[Start Task data]

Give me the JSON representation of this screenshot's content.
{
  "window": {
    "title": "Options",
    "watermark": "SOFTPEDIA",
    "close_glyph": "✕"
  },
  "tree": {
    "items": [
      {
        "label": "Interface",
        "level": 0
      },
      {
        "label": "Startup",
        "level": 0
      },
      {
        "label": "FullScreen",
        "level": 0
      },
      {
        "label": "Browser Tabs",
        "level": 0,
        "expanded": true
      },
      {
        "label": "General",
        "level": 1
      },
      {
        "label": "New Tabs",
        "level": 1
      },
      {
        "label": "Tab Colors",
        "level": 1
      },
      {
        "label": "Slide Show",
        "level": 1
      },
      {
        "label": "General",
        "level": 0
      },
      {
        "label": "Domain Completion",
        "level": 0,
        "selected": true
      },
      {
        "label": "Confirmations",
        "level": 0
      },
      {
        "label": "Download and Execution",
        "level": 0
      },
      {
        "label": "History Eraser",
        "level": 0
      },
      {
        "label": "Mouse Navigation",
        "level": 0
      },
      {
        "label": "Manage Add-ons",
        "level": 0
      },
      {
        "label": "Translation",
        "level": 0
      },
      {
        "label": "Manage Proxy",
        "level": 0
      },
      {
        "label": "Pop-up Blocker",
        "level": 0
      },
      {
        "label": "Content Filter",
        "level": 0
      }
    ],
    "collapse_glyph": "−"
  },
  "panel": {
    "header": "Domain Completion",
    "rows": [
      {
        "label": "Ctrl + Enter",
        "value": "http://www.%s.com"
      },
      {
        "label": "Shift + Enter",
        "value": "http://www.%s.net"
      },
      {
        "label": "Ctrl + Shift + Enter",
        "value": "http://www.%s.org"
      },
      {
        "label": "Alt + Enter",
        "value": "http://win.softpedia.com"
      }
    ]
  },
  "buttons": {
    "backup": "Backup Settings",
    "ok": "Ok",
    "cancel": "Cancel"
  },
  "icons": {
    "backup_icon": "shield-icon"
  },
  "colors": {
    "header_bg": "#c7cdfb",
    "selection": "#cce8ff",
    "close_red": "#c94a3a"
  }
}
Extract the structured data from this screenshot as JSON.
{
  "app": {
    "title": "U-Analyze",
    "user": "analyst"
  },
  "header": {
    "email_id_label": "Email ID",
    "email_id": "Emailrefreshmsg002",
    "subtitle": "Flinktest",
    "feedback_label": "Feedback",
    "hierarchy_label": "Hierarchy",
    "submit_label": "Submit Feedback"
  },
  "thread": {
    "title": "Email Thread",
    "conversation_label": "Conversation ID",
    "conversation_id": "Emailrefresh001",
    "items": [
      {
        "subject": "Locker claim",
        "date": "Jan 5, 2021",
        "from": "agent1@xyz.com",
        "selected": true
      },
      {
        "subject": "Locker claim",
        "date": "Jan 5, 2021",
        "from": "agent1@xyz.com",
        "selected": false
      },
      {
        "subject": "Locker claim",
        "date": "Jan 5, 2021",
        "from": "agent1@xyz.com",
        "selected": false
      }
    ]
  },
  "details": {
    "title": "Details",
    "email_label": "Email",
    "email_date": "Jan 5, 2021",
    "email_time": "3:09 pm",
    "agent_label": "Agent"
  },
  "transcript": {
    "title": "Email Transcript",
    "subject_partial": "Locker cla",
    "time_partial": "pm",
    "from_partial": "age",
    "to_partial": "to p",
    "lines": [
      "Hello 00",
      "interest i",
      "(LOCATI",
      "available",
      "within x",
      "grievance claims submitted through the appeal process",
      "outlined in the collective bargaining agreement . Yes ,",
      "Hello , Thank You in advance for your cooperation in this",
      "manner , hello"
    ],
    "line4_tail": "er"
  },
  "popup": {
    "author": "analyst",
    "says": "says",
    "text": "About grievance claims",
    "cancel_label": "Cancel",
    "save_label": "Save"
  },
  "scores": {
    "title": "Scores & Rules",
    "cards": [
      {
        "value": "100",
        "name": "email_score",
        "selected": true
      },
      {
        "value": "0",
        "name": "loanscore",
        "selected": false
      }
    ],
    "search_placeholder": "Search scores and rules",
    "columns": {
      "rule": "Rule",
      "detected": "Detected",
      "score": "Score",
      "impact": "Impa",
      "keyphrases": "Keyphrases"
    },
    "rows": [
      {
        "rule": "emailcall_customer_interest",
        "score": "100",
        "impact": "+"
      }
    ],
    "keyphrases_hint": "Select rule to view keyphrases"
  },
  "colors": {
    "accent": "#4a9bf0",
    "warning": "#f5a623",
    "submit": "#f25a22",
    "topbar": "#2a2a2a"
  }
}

[End Task data]

Stated goal: Every entry must be output again, exactly as written above.

Solution for this task:
Give me the JSON representation of this screenshot's content.
{
  "window": {
    "title": "Options",
    "watermark": "SOFTPEDIA",
    "close_glyph": "✕"
  },
  "tree": {
    "items": [
      {
        "label": "Interface",
        "level": 0
      },
      {
        "label": "Startup",
        "level": 0
      },
      {
        "label": "FullScreen",
        "level": 0
      },
      {
        "label": "Browser Tabs",
        "level": 0,
        "expanded": true
      },
      {
        "label": "General",
        "level": 1
      },
      {
        "label": "New Tabs",
        "level": 1
      },
      {
        "label": "Tab Colors",
        "level": 1
      },
      {
        "label": "Slide Show",
        "level": 1
      },
      {
        "label": "General",
        "level": 0
      },
      {
        "label": "Domain Completion",
        "level": 0,
        "selected": true
      },
      {
        "label": "Confirmations",
        "level": 0
      },
      {
        "label": "Download and Execution",
        "level": 0
      },
      {
        "label": "History Eraser",
        "level": 0
      },
      {
        "label": "Mouse Navigation",
        "level": 0
      },
      {
        "label": "Manage Add-ons",
        "level": 0
      },
      {
        "label": "Translation",
        "level": 0
      },
      {
        "label": "Manage Proxy",
        "level": 0
      },
      {
        "label": "Pop-up Blocker",
        "level": 0
      },
      {
        "label": "Content Filter",
        "level": 0
      }
    ],
    "collapse_glyph": "−"
  },
  "panel": {
    "header": "Domain Completion",
    "rows": [
      {
        "label": "Ctrl + Enter",
        "value": "http://www.%s.com"
      },
      {
        "label": "Shift + Enter",
        "value": "http://www.%s.net"
      },
      {
        "label": "Ctrl + Shift + Enter",
        "value": "http://www.%s.org"
      },
      {
        "label": "Alt + Enter",
        "value": "http://win.softpedia.com"
      }
    ]
  },
  "buttons": {
    "backup": "Backup Settings",
    "ok": "Ok",
    "cancel": "Cancel"
  },
  "icons": {
    "backup_icon": "shield-icon"
  },
  "colors": {
    "header_bg": "#c7cdfb",
    "selection": "#cce8ff",
    "close_red": "#c94a3a"
  }
}
Extract the structured data from this screenshot as JSON.
{
  "app": {
    "title": "U-Analyze",
    "user": "analyst"
  },
  "header": {
    "email_id_label": "Email ID",
    "email_id": "Emailrefreshmsg002",
    "subtitle": "Flinktest",
    "feedback_label": "Feedback",
    "hierarchy_label": "Hierarchy",
    "submit_label": "Submit Feedback"
  },
  "thread": {
    "title": "Email Thread",
    "conversation_label": "Conversation ID",
    "conversation_id": "Emailrefresh001",
    "items": [
      {
        "subject": "Locker claim",
        "date": "Jan 5, 2021",
        "from": "agent1@xyz.com",
        "selected": true
      },
      {
        "subject": "Locker claim",
        "date": "Jan 5, 2021",
        "from": "agent1@xyz.com",
        "selected": false
      },
      {
        "subject": "Locker claim",
        "date": "Jan 5, 2021",
        "from": "agent1@xyz.com",
        "selected": false
      }
    ]
  },
  "details": {
    "title": "Details",
    "email_label": "Email",
    "email_date": "Jan 5, 2021",
    "email_time": "3:09 pm",
    "agent_label": "Agent"
  },
  "transcript": {
    "title": "Email Transcript",
    "subject_partial": "Locker cla",
    "time_partial": "pm",
    "from_partial": "age",
    "to_partial": "to p",
    "lines": [
      "Hello 00",
      "interest i",
      "(LOCATI",
      "available",
      "within x",
      "grievance claims submitted through the appeal process",
      "outlined in the collective bargaining agreement . Yes ,",
      "Hello , Thank You in advance for your cooperation in this",
      "manner , hello"
    ],
    "line4_tail": "er"
  },
  "popup": {
    "author": "analyst",
    "says": "says",
    "text": "About grievance claims",
    "cancel_label": "Cancel",
    "save_label": "Save"
  },
  "scores": {
    "title": "Scores & Rules",
    "cards": [
      {
        "value": "100",
        "name": "email_score",
        "selected": true
      },
      {
        "value": "0",
        "name": "loanscore",
        "selected": false
      }
    ],
    "search_placeholder": "Search scores and rules",
    "columns": {
      "rule": "Rule",
      "detected": "Detected",
      "score": "Score",
      "impact": "Impa",
      "keyphrases": "Keyphrases"
    },
    "rows": [
      {
        "rule": "emailcall_customer_interest",
        "score": "100",
        "impact": "+"
      }
    ],
    "keyphrases_hint": "Select rule to view keyphrases"
  },
  "colors": {
    "accent": "#4a9bf0",
    "warning": "#f5a623",
    "submit": "#f25a22",
    "topbar": "#2a2a2a"
  }
}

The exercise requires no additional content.